Requirements:
What follows is a listing; give it again exactly, in its entirety.

Extracted information:

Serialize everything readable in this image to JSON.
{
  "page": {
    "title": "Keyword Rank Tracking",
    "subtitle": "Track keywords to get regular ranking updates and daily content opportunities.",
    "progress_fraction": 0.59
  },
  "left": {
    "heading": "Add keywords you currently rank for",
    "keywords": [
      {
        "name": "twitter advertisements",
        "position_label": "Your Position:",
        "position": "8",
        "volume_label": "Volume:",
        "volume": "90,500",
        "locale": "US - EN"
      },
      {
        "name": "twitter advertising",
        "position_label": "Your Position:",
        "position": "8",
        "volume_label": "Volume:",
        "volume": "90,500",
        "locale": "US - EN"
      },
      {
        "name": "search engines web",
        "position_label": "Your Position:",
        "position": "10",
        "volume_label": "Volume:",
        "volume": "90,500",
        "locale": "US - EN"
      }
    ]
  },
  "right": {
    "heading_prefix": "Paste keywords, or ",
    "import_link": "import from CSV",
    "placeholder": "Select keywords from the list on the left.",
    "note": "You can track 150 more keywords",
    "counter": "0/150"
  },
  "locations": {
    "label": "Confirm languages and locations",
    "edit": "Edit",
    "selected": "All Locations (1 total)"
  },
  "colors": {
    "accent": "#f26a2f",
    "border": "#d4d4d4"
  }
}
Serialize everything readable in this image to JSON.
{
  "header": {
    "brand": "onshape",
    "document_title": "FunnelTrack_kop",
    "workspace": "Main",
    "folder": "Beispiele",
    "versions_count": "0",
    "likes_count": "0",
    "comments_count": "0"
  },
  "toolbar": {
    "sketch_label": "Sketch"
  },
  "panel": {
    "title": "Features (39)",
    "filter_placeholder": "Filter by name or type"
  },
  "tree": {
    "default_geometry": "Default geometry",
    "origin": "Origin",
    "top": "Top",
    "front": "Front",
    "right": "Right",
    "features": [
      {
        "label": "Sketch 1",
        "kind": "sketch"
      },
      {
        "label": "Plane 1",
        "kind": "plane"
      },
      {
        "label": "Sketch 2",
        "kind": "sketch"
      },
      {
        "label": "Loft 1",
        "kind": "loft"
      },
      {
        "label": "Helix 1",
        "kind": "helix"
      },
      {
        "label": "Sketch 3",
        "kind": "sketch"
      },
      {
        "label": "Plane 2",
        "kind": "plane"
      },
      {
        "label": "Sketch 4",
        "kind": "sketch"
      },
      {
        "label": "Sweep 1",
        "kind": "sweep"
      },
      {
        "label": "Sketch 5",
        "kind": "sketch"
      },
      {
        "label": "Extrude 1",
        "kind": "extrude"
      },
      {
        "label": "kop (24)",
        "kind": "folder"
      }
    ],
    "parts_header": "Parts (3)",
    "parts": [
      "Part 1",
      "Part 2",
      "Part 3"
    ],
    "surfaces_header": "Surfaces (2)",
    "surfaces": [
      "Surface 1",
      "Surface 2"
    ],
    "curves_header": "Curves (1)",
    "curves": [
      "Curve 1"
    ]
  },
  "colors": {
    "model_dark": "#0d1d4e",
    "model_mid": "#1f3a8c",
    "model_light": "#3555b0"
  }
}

Expected output:
Serialize everything readable in this image to JSON.
{
  "page": {
    "title": "Keyword Rank Tracking",
    "subtitle": "Track keywords to get regular ranking updates and daily content opportunities.",
    "progress_fraction": 0.59
  },
  "left": {
    "heading": "Add keywords you currently rank for",
    "keywords": [
      {
        "name": "twitter advertisements",
        "position_label": "Your Position:",
        "position": "8",
        "volume_label": "Volume:",
        "volume": "90,500",
        "locale": "US - EN"
      },
      {
        "name": "twitter advertising",
        "position_label": "Your Position:",
        "position": "8",
        "volume_label": "Volume:",
        "volume": "90,500",
        "locale": "US - EN"
      },
      {
        "name": "search engines web",
        "position_label": "Your Position:",
        "position": "10",
        "volume_label": "Volume:",
        "volume": "90,500",
        "locale": "US - EN"
      }
    ]
  },
  "right": {
    "heading_prefix": "Paste keywords, or ",
    "import_link": "import from CSV",
    "placeholder": "Select keywords from the list on the left.",
    "note": "You can track 150 more keywords",
    "counter": "0/150"
  },
  "locations": {
    "label": "Confirm languages and locations",
    "edit": "Edit",
    "selected": "All Locations (1 total)"
  },
  "colors": {
    "accent": "#f26a2f",
    "border": "#d4d4d4"
  }
}
Serialize everything readable in this image to JSON.
{
  "header": {
    "brand": "onshape",
    "document_title": "FunnelTrack_kop",
    "workspace": "Main",
    "folder": "Beispiele",
    "versions_count": "0",
    "likes_count": "0",
    "comments_count": "0"
  },
  "toolbar": {
    "sketch_label": "Sketch"
  },
  "panel": {
    "title": "Features (39)",
    "filter_placeholder": "Filter by name or type"
  },
  "tree": {
    "default_geometry": "Default geometry",
    "origin": "Origin",
    "top": "Top",
    "front": "Front",
    "right": "Right",
    "features": [
      {
        "label": "Sketch 1",
        "kind": "sketch"
      },
      {
        "label": "Plane 1",
        "kind": "plane"
      },
      {
        "label": "Sketch 2",
        "kind": "sketch"
      },
      {
        "label": "Loft 1",
        "kind": "loft"
      },
      {
        "label": "Helix 1",
        "kind": "helix"
      },
      {
        "label": "Sketch 3",
        "kind": "sketch"
      },
      {
        "label": "Plane 2",
        "kind": "plane"
      },
      {
        "label": "Sketch 4",
        "kind": "sketch"
      },
      {
        "label": "Sweep 1",
        "kind": "sweep"
      },
      {
        "label": "Sketch 5",
        "kind": "sketch"
      },
      {
        "label": "Extrude 1",
        "kind": "extrude"
      },
      {
        "label": "kop (24)",
        "kind": "folder"
      }
    ],
    "parts_header": "Parts (3)",
    "parts": [
      "Part 1",
      "Part 2",
      "Part 3"
    ],
    "surfaces_header": "Surfaces (2)",
    "surfaces": [
      "Surface 1",
      "Surface 2"
    ],
    "curves_header": "Curves (1)",
    "curves": [
      "Curve 1"
    ]
  },
  "colors": {
    "model_dark": "#0d1d4e",
    "model_mid": "#1f3a8c",
    "model_light": "#3555b0"
  }
}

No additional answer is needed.